Aim: Count every line where "LATINUS" occurs. Give the total alone.

— start of Input material —

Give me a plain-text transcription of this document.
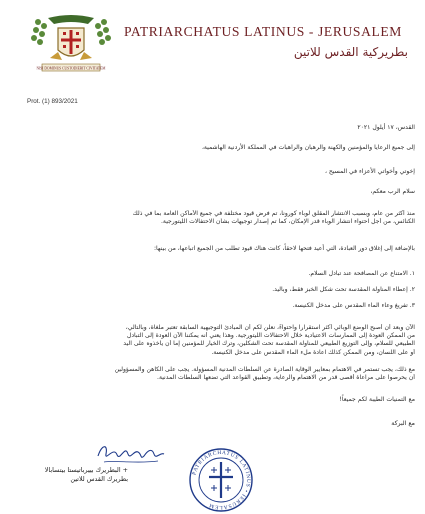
NISI DOMINUS CUSTODIERIT CIVITATEM
PATRIARCHATUS LATINUS - JERUSALEM
بطريركية القدس للاتين
Prot. (1) 893/2021
القدس، ١٧ أيلول ٢٠٢١
إلى جميع الرعايا والمؤمنين والكهنة والرهبان والراهبات في المملكة الأردنية الهاشمية،
إخوتي وأخواتي الأعزاء في المسيح ،
سلام الرب معكم،
منذ أكثر من عام، وبسبب الانتشار المقلق لوباء كورونا، تم فرض قيود مختلفة في جميع الأماكن العامة بما في ذلك
الكنائس، من أجل احتواء انتشار الوباء قدر الإمكان، كما تم إصدار توجيهات بشأن الاحتفالات الليتورجية.
بالإضافة إلى إغلاق دور العبادة، التي أعيد فتحها لاحقاً، كانت هناك قيود تطلب من الجميع اتباعها، من بينها:
١. الامتناع عن المصافحة عند تبادل السلام.
٢. إعطاء المناولة المقدسة تحت شكل الخبز فقط، وباليد.
٣. تفريغ وعاء الماء المقدس على مدخل الكنيسة.
الآن وبعد أن أصبح الوضع الوبائي أكثر استقراراً واحتواءً، نعلن لكم أن المبادئ التوجيهية السابقة تعتبر ملغاة، وبالتالي،
من الممكن العودة إلى الممارسات الاعتيادية خلال الاحتفالات الليتورجية. وهذا يعني أنه يمكننا الآن العودة إلى التبادل
الطبيعي للسلام، وإلى التوزيع الطبيعي للمناولة المقدسة تحت الشكلين، وترك الخيار للمؤمنين إما أن يأخذوه على اليد
أو على اللسان، ومن الممكن كذلك اعادة ملء الماء المقدس على مدخل الكنيسة.
مع ذلك، يجب تستمر في الاهتمام بمعايير الوقاية الصادرة عن السلطات المدنية المسؤولة. يجب على الكاهن والمسؤولين
أن يحرصوا على مراعاة أقصى قدر من الاهتمام والرعاية، وتطبيق القواعد التي تضعها السلطات المدنية.
مع التمنيات الطيبة لكم جميعاً!
مع البركة
+ البطريرك بييرباتيستا بيتسابالا
بطريرك القدس للاتين
PATRIARCHATUS LATINUS • IERUSALEM
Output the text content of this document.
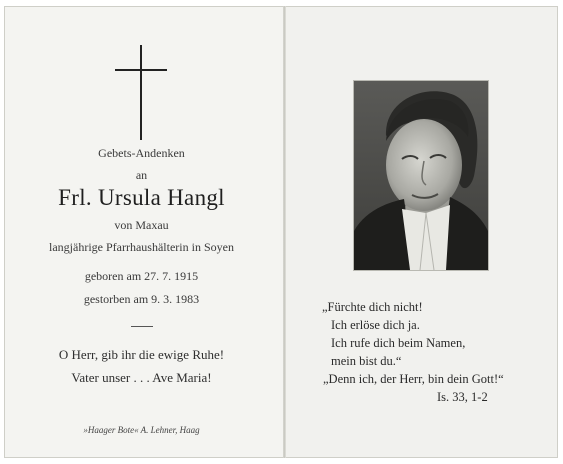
Gebets-Andenken
an
Frl. Ursula Hangl
von Maxau
langjährige Pfarrhaushälterin in Soyen
geboren am 27. 7. 1915
gestorben am 9. 3. 1983
O Herr, gib ihr die ewige Ruhe!
Vater unser . . . Ave Maria!
»Haager Bote« A. Lehner, Haag
„Fürchte dich nicht!
Ich erlöse dich ja.
Ich rufe dich beim Namen,
mein bist du.“
„Denn ich, der Herr, bin dein Gott!“
Is. 33, 1-2
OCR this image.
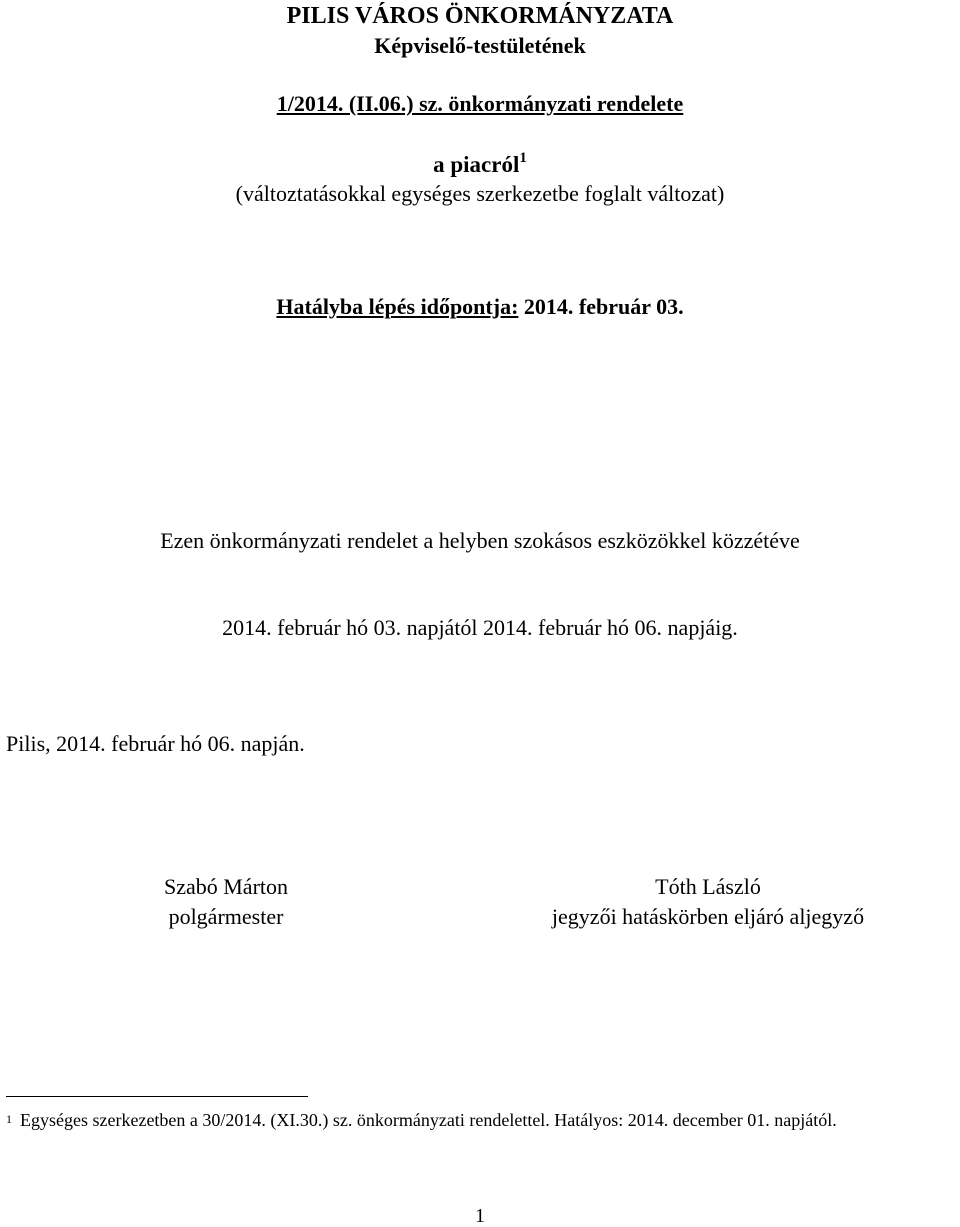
PILIS VÁROS ÖNKORMÁNYZATA
Képviselő-testületének
1/2014. (II.06.) sz. önkormányzati rendelete
a piacról$^1$
(változtatásokkal egységes szerkezetbe foglalt változat)
Hatályba lépés időpontja: 2014. február 03.
Ezen önkormányzati rendelet a helyben szokásos eszközökkel közzétéve
2014. február hó 03. napjától 2014. február hó 06. napjáig.
Pilis, 2014. február hó 06. napján.
Szabó Márton
polgármester
Tóth László
jegyzői hatáskörben eljáró aljegyző
$^1$ Egységes szerkezetben a 30/2014. (XI.30.) sz. önkormányzati rendelettel. Hatályos: 2014. december 01. napjától.
1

— end of Input material —

Written answer: 2